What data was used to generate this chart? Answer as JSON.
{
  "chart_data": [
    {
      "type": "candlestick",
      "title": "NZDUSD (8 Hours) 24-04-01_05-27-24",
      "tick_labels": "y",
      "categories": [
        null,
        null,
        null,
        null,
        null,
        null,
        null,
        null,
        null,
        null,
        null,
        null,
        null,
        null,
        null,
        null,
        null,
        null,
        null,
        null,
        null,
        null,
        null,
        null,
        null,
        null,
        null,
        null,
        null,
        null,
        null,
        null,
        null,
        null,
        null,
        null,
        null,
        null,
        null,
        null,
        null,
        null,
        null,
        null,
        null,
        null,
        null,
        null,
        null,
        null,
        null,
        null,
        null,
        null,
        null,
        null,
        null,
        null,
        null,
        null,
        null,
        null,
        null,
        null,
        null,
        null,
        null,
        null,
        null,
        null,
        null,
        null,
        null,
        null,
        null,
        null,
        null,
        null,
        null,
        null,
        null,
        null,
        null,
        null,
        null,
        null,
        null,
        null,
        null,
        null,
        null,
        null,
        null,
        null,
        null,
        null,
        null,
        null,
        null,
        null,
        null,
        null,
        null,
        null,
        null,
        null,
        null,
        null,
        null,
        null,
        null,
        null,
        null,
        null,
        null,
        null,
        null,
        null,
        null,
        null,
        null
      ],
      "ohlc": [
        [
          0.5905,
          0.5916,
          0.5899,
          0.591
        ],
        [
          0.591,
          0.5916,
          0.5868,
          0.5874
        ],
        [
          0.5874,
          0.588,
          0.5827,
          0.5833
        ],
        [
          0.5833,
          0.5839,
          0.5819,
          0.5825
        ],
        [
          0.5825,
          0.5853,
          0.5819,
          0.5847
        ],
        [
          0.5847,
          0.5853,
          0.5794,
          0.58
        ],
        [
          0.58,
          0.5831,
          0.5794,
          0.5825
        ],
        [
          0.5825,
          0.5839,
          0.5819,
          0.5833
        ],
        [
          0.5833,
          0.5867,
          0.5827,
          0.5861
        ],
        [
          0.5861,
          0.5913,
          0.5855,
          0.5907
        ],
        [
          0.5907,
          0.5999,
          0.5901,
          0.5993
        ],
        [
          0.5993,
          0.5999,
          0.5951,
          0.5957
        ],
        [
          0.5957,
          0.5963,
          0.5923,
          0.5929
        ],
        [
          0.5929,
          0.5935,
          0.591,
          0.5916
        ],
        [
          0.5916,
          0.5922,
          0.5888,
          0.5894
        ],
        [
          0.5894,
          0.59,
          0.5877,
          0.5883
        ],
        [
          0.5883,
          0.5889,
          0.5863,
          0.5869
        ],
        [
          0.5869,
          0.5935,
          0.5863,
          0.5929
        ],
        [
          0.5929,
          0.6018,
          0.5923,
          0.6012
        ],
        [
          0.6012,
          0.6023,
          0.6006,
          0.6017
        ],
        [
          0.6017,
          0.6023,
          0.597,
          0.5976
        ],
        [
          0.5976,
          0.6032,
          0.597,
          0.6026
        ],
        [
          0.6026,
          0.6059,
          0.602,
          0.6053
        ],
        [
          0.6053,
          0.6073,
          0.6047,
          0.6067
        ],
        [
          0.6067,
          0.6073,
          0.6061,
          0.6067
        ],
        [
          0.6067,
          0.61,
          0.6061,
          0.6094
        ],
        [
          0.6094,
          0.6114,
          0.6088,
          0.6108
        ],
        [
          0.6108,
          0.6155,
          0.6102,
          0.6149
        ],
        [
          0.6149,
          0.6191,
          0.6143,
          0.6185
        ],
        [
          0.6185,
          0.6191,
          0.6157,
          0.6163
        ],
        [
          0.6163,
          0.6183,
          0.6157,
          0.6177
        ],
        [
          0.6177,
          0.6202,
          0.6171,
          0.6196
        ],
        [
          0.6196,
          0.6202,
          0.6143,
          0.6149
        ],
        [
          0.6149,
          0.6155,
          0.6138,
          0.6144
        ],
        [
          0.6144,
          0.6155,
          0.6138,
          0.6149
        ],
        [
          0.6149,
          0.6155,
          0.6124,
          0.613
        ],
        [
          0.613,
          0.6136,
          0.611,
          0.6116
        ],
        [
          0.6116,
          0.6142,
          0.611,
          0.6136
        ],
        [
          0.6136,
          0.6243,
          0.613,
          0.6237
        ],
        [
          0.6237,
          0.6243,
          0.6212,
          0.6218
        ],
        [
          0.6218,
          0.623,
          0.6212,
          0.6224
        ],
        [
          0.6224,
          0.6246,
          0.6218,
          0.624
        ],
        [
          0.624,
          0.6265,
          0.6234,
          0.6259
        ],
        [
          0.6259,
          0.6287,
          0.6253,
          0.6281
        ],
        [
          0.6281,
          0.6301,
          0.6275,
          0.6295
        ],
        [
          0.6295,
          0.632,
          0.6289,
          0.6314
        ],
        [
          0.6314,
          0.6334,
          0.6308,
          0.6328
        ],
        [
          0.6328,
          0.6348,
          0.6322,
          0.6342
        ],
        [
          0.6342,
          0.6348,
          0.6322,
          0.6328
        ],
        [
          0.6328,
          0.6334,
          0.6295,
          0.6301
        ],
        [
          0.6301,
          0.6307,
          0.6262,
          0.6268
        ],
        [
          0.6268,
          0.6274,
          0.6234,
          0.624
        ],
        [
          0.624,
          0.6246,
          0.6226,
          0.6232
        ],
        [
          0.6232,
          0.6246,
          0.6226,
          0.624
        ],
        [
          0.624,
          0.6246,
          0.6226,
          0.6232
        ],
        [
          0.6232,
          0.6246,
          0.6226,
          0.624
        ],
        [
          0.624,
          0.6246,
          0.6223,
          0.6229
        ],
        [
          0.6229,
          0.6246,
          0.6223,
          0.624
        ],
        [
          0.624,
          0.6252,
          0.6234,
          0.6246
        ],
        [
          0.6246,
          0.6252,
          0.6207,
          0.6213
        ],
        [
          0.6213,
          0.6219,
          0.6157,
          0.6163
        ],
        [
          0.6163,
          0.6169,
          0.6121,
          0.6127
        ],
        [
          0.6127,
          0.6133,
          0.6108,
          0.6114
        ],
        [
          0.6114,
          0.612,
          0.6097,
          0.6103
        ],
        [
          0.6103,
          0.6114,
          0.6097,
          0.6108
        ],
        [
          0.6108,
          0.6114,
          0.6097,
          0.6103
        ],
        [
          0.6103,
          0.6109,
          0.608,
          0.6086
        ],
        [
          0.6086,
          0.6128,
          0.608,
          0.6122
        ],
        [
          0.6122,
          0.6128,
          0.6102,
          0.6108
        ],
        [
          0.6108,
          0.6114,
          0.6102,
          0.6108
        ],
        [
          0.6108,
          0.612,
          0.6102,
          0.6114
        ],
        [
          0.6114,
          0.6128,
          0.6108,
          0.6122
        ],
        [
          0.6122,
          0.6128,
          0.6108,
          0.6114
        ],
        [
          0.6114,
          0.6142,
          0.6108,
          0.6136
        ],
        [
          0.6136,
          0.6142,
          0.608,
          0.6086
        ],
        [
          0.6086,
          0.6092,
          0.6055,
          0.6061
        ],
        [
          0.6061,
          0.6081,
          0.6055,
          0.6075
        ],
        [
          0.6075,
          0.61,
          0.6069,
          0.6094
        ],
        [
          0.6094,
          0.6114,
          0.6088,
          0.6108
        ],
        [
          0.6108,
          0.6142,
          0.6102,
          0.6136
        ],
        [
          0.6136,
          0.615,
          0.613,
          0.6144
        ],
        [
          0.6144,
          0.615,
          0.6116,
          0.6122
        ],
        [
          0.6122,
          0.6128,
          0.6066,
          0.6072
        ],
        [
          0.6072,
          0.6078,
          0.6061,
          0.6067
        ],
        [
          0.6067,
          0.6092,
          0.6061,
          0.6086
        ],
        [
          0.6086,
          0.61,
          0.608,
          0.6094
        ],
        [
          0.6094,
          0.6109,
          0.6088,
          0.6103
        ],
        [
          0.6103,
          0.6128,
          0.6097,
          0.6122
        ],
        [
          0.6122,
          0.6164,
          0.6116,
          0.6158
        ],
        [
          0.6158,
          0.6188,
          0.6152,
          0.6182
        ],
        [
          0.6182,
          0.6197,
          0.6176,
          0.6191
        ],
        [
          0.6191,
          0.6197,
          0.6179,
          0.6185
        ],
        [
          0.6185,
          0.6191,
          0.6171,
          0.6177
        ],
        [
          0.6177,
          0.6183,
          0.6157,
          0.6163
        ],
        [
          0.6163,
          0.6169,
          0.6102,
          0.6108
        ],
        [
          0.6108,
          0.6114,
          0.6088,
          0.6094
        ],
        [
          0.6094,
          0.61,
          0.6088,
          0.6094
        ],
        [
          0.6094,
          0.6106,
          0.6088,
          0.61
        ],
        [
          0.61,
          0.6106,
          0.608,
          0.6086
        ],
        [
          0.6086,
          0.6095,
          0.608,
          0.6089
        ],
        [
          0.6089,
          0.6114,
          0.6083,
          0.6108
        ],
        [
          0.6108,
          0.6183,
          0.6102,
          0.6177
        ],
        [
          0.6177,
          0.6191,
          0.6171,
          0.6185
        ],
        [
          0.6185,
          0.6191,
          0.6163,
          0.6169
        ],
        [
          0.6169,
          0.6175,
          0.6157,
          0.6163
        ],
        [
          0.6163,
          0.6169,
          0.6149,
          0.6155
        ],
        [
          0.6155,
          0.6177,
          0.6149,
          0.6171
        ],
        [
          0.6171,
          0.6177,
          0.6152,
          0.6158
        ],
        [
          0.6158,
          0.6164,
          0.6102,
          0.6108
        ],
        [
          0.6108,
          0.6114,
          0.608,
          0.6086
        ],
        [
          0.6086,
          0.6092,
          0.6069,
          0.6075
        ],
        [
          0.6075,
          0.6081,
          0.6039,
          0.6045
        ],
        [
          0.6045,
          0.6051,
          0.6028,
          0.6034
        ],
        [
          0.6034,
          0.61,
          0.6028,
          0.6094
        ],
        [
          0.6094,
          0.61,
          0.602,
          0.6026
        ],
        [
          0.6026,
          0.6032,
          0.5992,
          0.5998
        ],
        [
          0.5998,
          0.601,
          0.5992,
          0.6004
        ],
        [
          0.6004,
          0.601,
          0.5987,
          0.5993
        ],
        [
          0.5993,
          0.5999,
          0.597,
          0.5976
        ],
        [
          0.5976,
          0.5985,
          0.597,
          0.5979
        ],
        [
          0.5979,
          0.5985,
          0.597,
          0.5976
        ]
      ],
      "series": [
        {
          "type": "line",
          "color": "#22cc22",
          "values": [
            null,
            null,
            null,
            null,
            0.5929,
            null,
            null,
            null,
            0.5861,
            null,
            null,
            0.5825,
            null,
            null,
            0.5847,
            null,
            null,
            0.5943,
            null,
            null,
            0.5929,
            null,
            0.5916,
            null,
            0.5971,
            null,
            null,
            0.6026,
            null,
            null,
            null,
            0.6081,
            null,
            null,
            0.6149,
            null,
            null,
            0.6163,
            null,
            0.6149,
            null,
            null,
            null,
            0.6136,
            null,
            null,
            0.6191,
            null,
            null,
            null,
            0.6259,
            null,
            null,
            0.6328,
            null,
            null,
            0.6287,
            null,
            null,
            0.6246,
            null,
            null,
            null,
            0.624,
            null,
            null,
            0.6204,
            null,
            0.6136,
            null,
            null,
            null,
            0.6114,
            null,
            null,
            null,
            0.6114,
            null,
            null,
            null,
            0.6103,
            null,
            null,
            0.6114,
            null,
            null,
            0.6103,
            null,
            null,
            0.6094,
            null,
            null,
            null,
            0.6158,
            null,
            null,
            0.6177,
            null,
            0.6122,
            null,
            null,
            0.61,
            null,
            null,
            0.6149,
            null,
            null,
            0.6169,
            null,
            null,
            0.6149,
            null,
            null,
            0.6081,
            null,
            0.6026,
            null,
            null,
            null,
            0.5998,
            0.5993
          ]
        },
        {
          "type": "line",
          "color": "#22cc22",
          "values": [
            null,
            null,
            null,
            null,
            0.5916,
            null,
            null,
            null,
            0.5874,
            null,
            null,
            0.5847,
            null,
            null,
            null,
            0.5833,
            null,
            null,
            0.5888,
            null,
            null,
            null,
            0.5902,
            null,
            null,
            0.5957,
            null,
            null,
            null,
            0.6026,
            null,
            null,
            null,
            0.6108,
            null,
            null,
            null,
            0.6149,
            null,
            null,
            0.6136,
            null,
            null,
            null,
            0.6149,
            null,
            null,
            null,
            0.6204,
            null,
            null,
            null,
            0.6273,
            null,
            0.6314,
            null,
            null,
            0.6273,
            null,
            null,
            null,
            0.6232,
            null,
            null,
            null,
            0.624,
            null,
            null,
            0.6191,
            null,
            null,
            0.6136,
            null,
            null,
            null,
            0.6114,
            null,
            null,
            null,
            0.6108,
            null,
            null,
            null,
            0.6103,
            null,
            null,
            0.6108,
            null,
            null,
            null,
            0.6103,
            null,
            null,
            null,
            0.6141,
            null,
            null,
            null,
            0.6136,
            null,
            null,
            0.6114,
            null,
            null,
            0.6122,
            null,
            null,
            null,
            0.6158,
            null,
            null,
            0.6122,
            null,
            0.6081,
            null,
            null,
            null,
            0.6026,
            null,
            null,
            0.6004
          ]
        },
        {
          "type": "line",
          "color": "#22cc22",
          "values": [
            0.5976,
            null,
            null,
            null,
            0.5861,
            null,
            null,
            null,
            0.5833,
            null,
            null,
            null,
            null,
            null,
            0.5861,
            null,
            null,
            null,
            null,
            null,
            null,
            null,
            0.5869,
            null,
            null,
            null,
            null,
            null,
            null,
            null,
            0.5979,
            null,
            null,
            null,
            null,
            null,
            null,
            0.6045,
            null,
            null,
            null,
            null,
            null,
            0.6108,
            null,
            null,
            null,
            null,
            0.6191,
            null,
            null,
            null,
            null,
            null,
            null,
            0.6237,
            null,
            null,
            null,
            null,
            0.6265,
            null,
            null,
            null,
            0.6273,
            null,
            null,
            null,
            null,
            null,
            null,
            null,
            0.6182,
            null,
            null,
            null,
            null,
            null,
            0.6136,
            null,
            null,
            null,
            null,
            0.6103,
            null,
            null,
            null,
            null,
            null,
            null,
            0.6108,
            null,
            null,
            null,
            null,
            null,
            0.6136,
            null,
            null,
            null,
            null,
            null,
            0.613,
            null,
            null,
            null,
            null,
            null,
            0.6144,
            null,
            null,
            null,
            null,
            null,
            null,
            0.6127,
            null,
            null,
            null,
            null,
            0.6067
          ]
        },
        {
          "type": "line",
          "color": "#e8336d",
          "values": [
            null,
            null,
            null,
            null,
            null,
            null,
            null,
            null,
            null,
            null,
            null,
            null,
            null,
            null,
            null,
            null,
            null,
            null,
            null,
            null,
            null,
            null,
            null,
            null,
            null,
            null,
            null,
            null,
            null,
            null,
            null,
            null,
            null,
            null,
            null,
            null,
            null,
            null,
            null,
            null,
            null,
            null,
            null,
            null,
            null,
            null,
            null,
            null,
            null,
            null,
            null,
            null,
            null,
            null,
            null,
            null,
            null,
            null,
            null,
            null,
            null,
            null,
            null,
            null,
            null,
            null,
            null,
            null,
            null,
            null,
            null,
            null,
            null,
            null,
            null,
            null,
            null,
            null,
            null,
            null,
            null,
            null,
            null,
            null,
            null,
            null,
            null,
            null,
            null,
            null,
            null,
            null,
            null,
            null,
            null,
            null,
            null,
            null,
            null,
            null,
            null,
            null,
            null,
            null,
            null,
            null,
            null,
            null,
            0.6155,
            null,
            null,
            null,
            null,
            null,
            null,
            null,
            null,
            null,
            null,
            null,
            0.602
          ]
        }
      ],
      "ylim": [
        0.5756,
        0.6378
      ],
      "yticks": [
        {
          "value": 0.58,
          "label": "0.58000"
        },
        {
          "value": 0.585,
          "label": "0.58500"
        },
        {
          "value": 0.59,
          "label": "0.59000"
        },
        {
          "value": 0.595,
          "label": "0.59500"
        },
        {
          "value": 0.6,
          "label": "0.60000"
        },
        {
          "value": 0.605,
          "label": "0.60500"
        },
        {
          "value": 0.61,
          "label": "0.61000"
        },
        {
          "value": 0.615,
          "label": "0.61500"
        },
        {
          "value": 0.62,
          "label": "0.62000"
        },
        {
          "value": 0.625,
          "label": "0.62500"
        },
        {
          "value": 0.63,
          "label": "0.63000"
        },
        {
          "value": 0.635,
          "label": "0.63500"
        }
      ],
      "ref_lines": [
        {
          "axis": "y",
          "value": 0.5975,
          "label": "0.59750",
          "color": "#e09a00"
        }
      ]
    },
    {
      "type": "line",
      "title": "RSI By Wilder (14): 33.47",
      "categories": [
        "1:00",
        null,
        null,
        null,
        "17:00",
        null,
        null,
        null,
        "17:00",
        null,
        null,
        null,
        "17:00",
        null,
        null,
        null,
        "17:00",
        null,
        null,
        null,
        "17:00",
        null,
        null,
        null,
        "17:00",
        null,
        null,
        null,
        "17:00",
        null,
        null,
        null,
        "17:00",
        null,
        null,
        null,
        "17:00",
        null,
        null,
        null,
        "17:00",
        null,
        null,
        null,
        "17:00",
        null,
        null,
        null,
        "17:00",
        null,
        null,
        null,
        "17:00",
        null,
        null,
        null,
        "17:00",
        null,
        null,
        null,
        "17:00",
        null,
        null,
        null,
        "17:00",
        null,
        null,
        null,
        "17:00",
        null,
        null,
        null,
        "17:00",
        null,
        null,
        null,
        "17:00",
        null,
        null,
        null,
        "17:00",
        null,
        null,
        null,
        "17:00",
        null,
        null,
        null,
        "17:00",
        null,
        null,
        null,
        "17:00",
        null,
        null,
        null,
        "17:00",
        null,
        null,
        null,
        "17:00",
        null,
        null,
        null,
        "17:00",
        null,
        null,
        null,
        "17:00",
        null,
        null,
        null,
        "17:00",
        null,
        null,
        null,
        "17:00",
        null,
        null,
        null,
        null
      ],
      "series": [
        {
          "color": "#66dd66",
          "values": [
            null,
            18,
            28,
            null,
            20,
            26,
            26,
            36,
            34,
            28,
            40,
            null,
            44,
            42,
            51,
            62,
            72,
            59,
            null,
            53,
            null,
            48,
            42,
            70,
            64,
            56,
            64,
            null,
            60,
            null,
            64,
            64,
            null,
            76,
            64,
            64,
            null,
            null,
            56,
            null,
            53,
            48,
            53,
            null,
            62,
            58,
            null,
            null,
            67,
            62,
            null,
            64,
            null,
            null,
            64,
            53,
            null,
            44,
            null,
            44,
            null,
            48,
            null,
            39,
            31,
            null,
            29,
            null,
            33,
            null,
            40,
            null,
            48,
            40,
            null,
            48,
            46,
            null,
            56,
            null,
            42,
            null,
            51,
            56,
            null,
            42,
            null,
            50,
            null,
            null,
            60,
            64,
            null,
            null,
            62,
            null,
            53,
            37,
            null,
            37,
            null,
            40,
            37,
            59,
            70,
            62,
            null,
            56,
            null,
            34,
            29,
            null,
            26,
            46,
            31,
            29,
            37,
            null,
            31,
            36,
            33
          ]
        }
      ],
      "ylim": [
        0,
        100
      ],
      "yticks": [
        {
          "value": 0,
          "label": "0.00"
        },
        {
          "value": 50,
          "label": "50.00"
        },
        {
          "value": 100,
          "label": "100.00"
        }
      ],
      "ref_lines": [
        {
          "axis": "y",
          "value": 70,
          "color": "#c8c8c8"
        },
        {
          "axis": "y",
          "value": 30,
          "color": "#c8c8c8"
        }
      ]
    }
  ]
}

### Task details:
Check each line of the records for "title" and copy the ones that contain it.

### Full solution:
      "title": "NZDUSD (8 Hours) 24-04-01_05-27-24",
      "title": "RSI By Wilder (14): 33.47",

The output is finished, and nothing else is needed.